Collection entries:
§ §

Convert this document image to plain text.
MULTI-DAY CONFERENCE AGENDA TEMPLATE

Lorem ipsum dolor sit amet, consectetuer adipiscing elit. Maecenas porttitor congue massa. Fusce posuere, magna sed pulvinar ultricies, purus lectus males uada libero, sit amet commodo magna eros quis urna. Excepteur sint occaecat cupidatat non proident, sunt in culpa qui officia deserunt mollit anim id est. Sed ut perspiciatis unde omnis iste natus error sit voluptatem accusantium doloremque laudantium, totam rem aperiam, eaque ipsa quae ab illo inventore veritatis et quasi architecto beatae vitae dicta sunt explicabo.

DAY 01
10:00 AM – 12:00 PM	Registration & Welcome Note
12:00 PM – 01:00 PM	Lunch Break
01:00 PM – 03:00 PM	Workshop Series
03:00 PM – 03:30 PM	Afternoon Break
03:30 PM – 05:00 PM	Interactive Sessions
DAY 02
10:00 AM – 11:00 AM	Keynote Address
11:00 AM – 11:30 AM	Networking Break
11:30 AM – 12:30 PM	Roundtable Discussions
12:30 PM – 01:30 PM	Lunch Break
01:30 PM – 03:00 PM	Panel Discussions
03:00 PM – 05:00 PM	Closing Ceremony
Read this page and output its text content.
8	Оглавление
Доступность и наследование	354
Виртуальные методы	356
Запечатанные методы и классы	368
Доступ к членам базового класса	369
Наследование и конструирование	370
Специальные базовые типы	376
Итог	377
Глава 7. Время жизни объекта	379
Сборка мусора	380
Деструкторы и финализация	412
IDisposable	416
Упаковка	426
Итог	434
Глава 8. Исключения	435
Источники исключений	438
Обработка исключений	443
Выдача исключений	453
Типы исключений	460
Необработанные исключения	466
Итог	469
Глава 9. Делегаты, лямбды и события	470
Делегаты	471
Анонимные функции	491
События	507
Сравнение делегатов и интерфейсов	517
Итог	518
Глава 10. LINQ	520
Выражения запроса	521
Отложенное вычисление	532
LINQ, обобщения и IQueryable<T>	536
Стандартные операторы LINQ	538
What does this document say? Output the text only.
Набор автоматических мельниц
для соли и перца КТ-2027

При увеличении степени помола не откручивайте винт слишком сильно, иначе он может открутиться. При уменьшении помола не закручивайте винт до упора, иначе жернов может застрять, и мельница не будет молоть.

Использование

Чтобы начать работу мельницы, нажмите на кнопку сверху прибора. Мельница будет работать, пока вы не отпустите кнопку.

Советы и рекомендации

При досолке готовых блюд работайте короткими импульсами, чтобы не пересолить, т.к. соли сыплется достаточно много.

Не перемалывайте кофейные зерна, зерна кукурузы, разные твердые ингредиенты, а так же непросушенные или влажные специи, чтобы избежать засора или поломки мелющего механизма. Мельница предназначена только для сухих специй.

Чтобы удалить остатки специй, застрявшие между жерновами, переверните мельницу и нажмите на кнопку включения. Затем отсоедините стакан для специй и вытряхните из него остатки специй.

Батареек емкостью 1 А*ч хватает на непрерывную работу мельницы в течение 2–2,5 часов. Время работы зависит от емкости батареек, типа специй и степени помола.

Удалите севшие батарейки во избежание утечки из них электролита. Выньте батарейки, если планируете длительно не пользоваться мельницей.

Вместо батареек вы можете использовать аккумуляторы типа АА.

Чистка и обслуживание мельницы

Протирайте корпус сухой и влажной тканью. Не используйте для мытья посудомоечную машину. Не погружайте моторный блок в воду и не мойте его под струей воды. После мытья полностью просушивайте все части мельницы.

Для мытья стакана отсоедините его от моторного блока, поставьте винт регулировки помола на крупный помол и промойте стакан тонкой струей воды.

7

§ §

*TASK DETAILS*: Copy out each line of the records where the string "отсоедините" appears.

*TASK ANSWER*:
Чтобы удалить остатки специй, застрявшие между жерновами, переверните мельницу и нажмите на кнопку включения. Затем отсоедините стакан для специй и вытряхните из него остатки специй.
Для мытья стакана отсоедините его от моторного блока, поставьте винт регулировки помола на крупный помол и промойте стакан тонкой струей воды.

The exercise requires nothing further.